STATED TASK:
Please rewrite the entries from the very first line through the line containing "result-line: ресурсам, в", swapping "funding-cell-5" for "funding-column-5" and leaving everything else the same.

RECORDS FOR THIS TASK:
##############################
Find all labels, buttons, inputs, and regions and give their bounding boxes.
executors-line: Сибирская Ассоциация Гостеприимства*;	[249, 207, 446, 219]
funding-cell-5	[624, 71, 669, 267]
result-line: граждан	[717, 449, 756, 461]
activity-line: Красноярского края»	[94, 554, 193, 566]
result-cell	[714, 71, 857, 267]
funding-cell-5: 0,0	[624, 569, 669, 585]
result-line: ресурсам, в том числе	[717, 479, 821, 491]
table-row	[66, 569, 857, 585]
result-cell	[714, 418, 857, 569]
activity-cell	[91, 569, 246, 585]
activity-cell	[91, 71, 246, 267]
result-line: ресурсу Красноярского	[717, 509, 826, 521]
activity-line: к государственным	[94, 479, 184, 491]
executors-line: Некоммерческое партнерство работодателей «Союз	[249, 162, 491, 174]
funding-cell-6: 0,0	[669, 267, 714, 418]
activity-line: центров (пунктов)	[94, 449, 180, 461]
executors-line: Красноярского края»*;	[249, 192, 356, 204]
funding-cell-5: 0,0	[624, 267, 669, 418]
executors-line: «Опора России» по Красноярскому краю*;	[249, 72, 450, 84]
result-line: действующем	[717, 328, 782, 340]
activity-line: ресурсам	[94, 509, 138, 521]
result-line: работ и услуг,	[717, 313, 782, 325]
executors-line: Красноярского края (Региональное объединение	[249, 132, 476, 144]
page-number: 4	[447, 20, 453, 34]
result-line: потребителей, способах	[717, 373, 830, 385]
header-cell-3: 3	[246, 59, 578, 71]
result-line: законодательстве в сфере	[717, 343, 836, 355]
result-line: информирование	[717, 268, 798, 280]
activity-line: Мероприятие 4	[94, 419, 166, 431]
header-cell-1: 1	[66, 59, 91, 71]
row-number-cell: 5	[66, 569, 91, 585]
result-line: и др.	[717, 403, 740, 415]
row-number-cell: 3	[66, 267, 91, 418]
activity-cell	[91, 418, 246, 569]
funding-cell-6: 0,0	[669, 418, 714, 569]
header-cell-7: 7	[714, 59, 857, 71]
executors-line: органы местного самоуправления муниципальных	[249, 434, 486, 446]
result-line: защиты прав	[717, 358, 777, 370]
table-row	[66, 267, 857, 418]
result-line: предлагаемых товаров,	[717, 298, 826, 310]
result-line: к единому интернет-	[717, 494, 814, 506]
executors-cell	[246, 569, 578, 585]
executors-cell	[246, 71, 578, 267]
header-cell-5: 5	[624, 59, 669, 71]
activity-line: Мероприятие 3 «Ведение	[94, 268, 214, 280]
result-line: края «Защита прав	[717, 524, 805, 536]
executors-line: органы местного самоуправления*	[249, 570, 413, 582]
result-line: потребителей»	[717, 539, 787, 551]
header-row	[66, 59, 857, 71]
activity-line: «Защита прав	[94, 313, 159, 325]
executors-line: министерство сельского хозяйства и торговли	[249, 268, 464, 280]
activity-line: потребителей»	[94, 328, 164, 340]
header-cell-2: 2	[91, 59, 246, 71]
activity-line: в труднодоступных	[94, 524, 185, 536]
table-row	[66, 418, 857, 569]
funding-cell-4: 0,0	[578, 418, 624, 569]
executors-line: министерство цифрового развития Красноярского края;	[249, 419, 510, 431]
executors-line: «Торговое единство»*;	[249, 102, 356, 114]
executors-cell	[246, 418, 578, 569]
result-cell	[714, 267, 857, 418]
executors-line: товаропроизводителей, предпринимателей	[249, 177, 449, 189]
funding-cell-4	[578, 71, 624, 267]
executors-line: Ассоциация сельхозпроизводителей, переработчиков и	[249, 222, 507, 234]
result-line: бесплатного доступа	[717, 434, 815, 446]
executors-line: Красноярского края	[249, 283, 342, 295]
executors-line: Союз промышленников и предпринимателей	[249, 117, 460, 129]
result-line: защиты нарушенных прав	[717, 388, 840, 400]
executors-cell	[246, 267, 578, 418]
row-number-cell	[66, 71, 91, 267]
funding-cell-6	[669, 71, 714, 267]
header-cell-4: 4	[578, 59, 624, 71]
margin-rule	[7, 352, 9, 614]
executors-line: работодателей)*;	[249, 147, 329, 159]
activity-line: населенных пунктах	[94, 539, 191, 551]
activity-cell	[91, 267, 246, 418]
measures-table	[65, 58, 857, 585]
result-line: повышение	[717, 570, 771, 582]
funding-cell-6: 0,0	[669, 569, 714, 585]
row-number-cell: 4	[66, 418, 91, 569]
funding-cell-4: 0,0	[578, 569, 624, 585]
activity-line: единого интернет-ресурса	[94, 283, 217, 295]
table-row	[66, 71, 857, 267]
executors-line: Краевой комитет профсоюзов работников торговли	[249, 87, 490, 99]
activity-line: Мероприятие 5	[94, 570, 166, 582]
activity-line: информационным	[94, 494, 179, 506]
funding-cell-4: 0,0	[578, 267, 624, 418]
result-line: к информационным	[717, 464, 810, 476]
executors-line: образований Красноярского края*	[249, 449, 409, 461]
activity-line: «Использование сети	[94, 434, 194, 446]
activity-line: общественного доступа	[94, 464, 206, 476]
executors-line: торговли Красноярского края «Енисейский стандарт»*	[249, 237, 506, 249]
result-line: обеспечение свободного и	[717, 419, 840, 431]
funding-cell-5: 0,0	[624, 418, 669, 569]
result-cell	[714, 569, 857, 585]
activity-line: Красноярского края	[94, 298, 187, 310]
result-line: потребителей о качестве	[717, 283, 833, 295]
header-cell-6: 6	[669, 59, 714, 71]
##############################
TASK ANSWER:
Find all labels, buttons, inputs, and regions and give their bounding boxes.
executors-line: Сибирская Ассоциация Гостеприимства*;	[249, 207, 446, 219]
funding-column-5	[624, 71, 669, 267]
result-line: граждан	[717, 449, 756, 461]
activity-line: Красноярского края»	[94, 554, 193, 566]
result-cell	[714, 71, 857, 267]
funding-column-5: 0,0	[624, 569, 669, 585]
result-line: ресурсам, в том числе	[717, 479, 821, 491]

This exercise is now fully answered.